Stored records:

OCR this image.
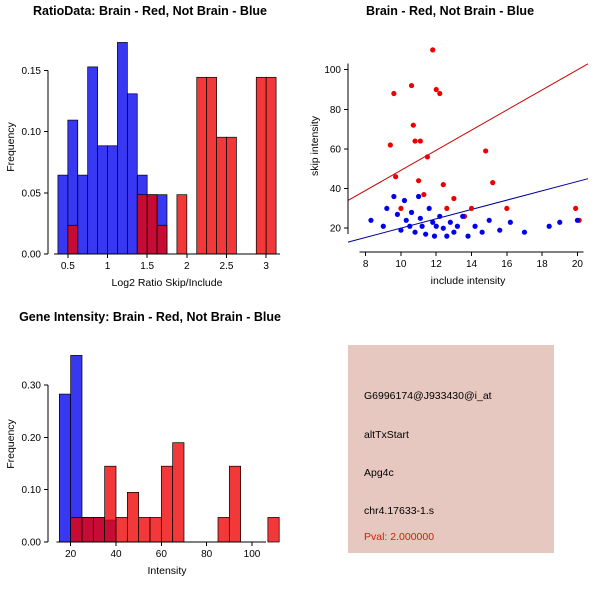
RatioData: Brain - Red, Not Brain - Blue
0.5	1	1.5	2	2.5	3
0.00
0.05
0.10
0.15
Log2 Ratio Skip/Include
Frequency
Brain - Red, Not Brain - Blue
8	10 12 14 16 18 20
20
40
60
80
100
include intensity
skip intensity
Gene Intensity: Brain - Red, Not Brain - Blue
20	40	60	80	100
0.00
0.10
0.20
0.30
Intensity
Frequency
G6996174@J933430@i_at
altTxStart
Apg4c
chr4.17633-1.s
Pval: 2.000000
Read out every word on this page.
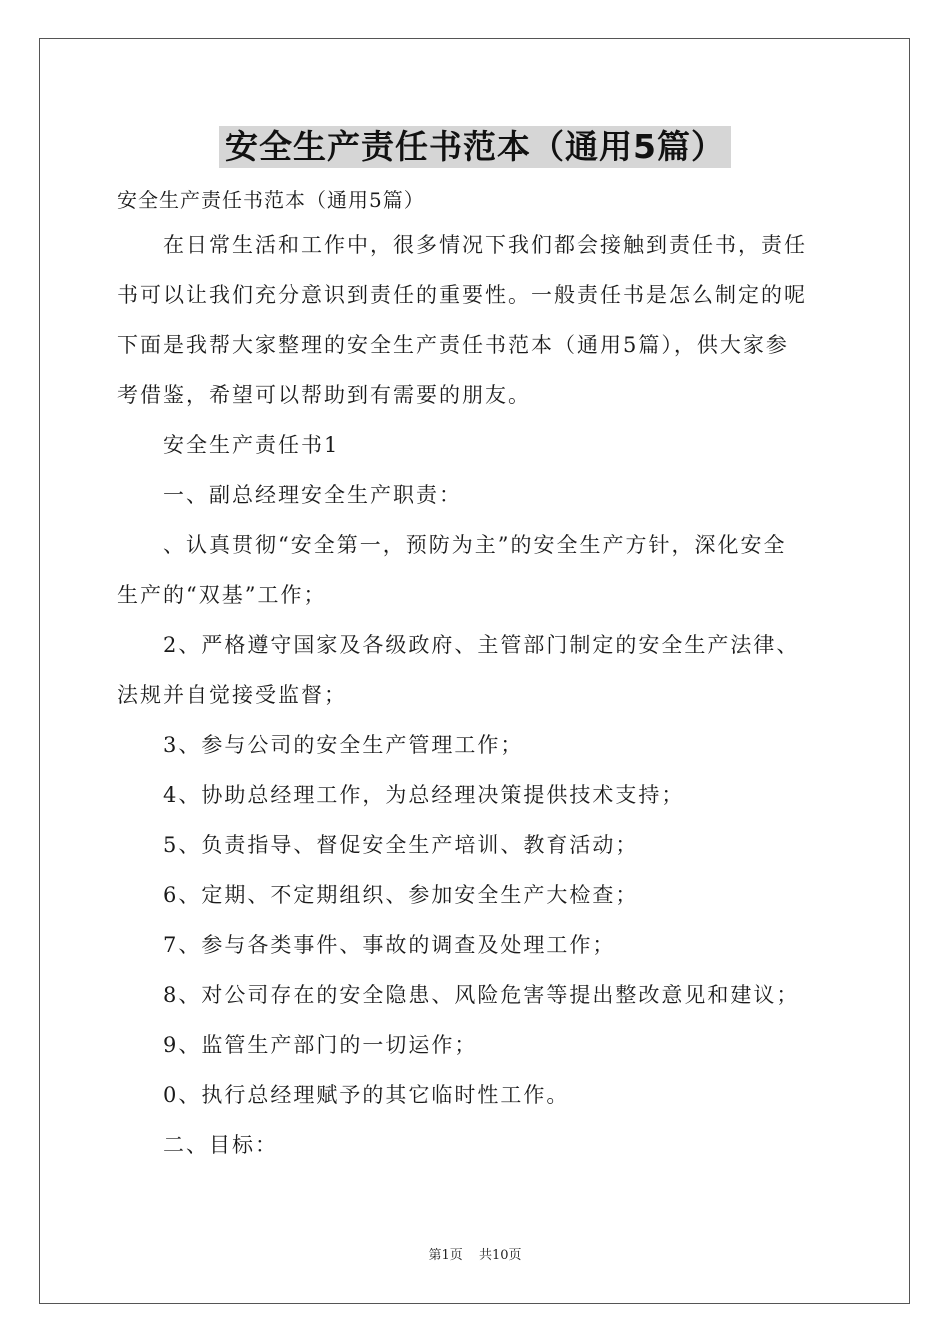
安全生产责任书范本（通用5篇）
安全生产责任书范本（通用5篇）
在日常生活和工作中，很多情况下我们都会接触到责任书，责任
书可以让我们充分意识到责任的重要性。一般责任书是怎么制定的呢
下面是我帮大家整理的安全生产责任书范本（通用5篇），供大家参
考借鉴，希望可以帮助到有需要的朋友。
安全生产责任书1
一、副总经理安全生产职责：
、认真贯彻“安全第一，预防为主”的安全生产方针，深化安全
生产的“双基”工作；
2、严格遵守国家及各级政府、主管部门制定的安全生产法律、
法规并自觉接受监督；
3、参与公司的安全生产管理工作；
4、协助总经理工作，为总经理决策提供技术支持；
5、负责指导、督促安全生产培训、教育活动；
6、定期、不定期组织、参加安全生产大检查；
7、参与各类事件、事故的调查及处理工作；
8、对公司存在的安全隐患、风险危害等提出整改意见和建议；
9、监管生产部门的一切运作；
0、执行总经理赋予的其它临时性工作。
二、目标：
第1页 共10页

▸ **GOAL OF THE EXERCISE**
Go through the data above and find the lines with the word "Blue". Copy each of those lines.

▸ **TASK OUTPUT**
RatioData: Brain - Red, Not Brain - Blue
Brain - Red, Not Brain - Blue
Gene Intensity: Brain - Red, Not Brain - Blue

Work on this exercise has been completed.